──────── Input ────────

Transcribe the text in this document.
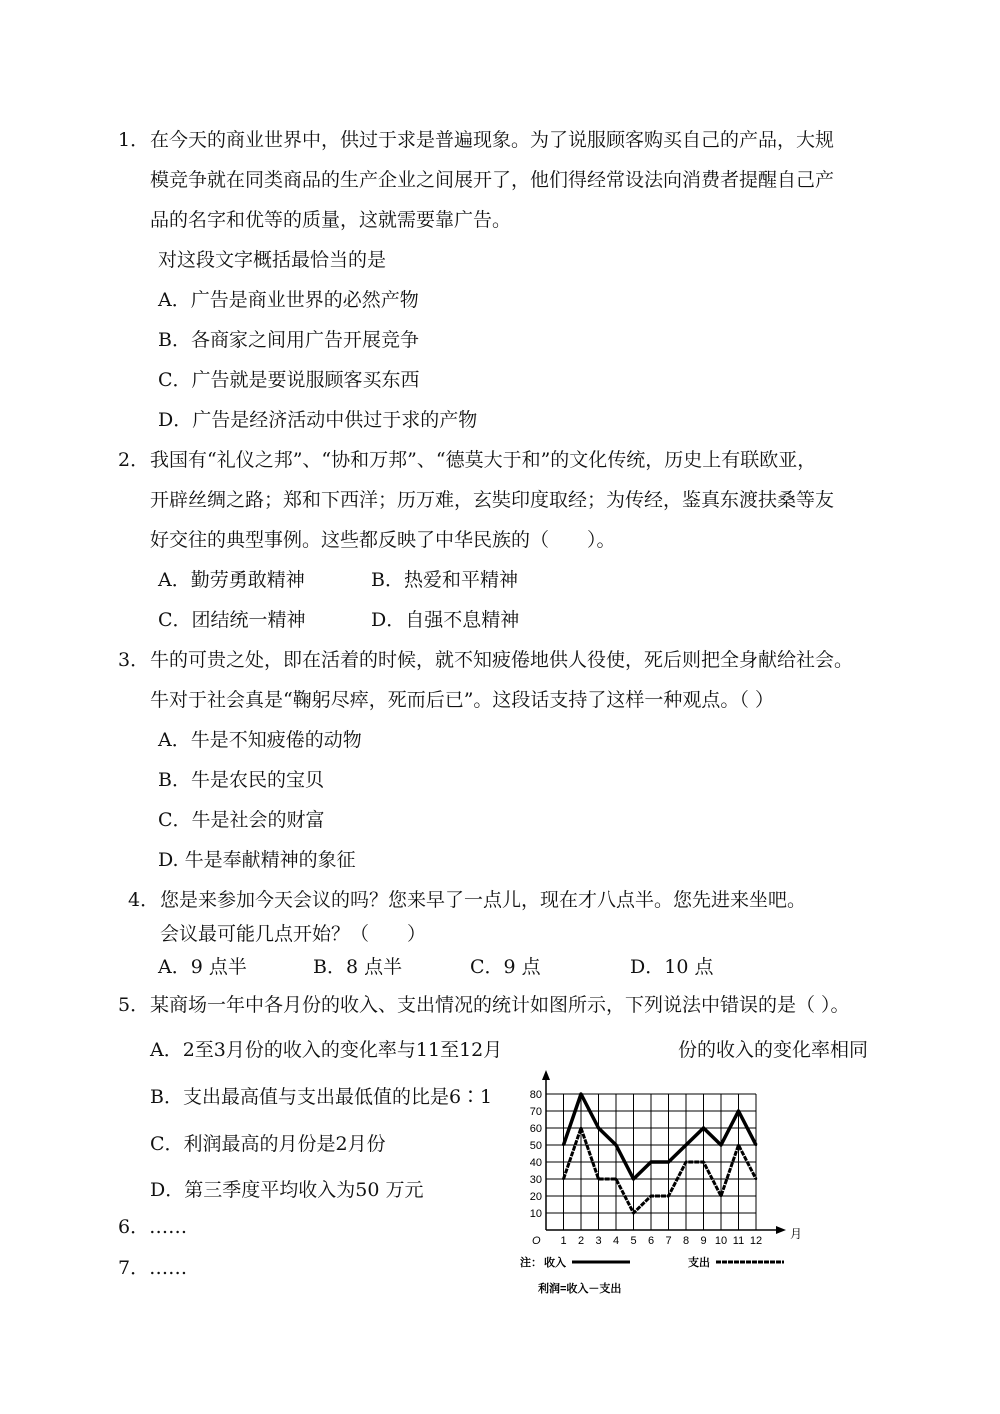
1． 在今天的商业世界中，供过于求是普遍现象。为了说服顾客购买自己的产品，大规
模竞争就在同类商品的生产企业之间展开了，他们得经常设法向消费者提醒自己产
品的名字和优等的质量，这就需要靠广告。
对这段文字概括最恰当的是
A．广告是商业世界的必然产物
B．各商家之间用广告开展竞争
C．广告就是要说服顾客买东西
D．广告是经济活动中供过于求的产物
2． 我国有“礼仪之邦”、“协和万邦”、“德莫大于和”的文化传统，历史上有联欧亚，
开辟丝绸之路；郑和下西洋；历万难，玄奘印度取经；为传经，鉴真东渡扶桑等友
好交往的典型事例。这些都反映了中华民族的（　　）。
A．勤劳勇敢精神	B．热爱和平精神
C．团结统一精神	D．自强不息精神
3． 牛的可贵之处，即在活着的时候，就不知疲倦地供人役使，死后则把全身献给社会。
牛对于社会真是“鞠躬尽瘁，死而后已”。这段话支持了这样一种观点。（ ）
A．牛是不知疲倦的动物
B．牛是农民的宝贝
C．牛是社会的财富
D. 牛是奉献精神的象征
4． 您是来参加今天会议的吗？您来早了一点儿，现在才八点半。您先进来坐吧。
会议最可能几点开始？（　　）
A．9 点半	B．8 点半	C．9 点	D．10 点
5． 某商场一年中各月份的收入、支出情况的统计如图所示，下列说法中错误的是（ ）。
A．2至3月份的收入的变化率与11至12月	份的收入的变化率相同
B．支出最高值与支出最低值的比是6∶1
C．利润最高的月份是2月份
D．第三季度平均收入为50 万元
6．……
7．……
1 2 3 4 5 6 7 8 9 10 11 12
10
20
30
40
50
60
70
80
O	月
注： 收入	支出
利润=收入－支出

────────

Output, exactly, all the records above; include no pictures.

▶ [Solution]
Transcribe the text in this document.
1． 在今天的商业世界中，供过于求是普遍现象。为了说服顾客购买自己的产品，大规
模竞争就在同类商品的生产企业之间展开了，他们得经常设法向消费者提醒自己产
品的名字和优等的质量，这就需要靠广告。
对这段文字概括最恰当的是
A．广告是商业世界的必然产物
B．各商家之间用广告开展竞争
C．广告就是要说服顾客买东西
D．广告是经济活动中供过于求的产物
2． 我国有“礼仪之邦”、“协和万邦”、“德莫大于和”的文化传统，历史上有联欧亚，
开辟丝绸之路；郑和下西洋；历万难，玄奘印度取经；为传经，鉴真东渡扶桑等友
好交往的典型事例。这些都反映了中华民族的（　　）。
A．勤劳勇敢精神	B．热爱和平精神
C．团结统一精神	D．自强不息精神
3． 牛的可贵之处，即在活着的时候，就不知疲倦地供人役使，死后则把全身献给社会。
牛对于社会真是“鞠躬尽瘁，死而后已”。这段话支持了这样一种观点。（ ）
A．牛是不知疲倦的动物
B．牛是农民的宝贝
C．牛是社会的财富
D. 牛是奉献精神的象征
4． 您是来参加今天会议的吗？您来早了一点儿，现在才八点半。您先进来坐吧。
会议最可能几点开始？（　　）
A．9 点半	B．8 点半	C．9 点	D．10 点
5． 某商场一年中各月份的收入、支出情况的统计如图所示，下列说法中错误的是（ ）。
A．2至3月份的收入的变化率与11至12月	份的收入的变化率相同
B．支出最高值与支出最低值的比是6∶1
C．利润最高的月份是2月份
D．第三季度平均收入为50 万元
6．……
7．……
1 2 3 4 5 6 7 8 9 10 11 12
10
20
30
40
50
60
70
80
O	月
注： 收入	支出
利润=收入－支出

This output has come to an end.